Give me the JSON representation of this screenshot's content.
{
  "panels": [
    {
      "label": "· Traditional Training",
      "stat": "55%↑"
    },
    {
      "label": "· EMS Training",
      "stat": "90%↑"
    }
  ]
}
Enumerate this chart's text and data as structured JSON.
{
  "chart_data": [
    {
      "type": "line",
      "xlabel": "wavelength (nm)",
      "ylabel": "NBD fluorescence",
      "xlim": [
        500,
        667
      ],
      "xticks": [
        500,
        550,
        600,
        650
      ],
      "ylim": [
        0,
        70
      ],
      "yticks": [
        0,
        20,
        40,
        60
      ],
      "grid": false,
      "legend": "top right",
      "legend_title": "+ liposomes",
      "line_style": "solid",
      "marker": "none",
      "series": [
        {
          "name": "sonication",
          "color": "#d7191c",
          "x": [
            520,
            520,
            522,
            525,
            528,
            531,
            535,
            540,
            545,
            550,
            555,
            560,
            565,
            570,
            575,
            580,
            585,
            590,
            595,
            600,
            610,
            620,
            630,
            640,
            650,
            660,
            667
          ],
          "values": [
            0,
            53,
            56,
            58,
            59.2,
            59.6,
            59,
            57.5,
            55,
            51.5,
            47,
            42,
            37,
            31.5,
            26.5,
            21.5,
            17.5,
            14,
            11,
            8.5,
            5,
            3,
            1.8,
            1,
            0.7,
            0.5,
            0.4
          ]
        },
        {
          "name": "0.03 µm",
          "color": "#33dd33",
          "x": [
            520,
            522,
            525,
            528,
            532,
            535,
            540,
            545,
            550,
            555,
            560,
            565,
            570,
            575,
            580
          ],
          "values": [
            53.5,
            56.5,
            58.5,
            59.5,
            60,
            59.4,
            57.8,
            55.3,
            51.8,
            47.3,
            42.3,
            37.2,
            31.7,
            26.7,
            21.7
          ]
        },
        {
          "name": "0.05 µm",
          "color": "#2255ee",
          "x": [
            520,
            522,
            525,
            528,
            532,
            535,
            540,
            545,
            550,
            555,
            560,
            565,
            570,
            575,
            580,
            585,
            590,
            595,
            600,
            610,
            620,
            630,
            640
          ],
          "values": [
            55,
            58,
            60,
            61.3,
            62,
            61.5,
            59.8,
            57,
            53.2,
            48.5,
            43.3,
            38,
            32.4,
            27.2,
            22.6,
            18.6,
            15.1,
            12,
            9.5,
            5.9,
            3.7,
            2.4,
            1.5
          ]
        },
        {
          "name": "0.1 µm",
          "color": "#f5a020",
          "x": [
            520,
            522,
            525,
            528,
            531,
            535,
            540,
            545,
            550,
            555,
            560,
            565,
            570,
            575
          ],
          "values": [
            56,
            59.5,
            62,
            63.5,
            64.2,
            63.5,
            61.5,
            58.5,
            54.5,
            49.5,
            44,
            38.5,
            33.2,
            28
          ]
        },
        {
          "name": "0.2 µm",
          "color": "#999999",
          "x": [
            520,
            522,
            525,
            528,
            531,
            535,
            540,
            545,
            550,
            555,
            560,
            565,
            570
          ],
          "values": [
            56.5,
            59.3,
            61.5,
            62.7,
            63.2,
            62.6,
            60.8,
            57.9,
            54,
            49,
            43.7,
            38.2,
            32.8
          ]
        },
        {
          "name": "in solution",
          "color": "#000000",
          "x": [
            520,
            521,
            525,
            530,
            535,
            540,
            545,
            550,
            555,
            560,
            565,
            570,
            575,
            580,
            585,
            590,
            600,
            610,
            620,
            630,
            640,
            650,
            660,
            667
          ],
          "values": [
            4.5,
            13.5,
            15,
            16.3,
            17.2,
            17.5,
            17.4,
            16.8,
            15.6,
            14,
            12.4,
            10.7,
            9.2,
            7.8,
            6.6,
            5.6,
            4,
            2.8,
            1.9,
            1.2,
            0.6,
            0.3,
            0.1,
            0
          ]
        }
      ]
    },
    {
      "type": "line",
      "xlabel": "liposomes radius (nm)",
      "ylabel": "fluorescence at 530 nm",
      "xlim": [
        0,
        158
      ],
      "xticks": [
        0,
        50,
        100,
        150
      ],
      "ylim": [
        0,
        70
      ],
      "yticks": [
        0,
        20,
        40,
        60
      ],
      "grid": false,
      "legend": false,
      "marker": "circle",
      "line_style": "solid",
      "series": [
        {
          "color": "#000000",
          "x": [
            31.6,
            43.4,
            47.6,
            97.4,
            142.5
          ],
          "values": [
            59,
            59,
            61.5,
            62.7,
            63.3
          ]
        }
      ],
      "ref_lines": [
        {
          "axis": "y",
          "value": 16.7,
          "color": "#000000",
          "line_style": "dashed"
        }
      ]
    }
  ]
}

▶ [Task description]
Determine how many lines of the entries above carry the string "JSON", and give that number alone.

▶ [Complete output]
2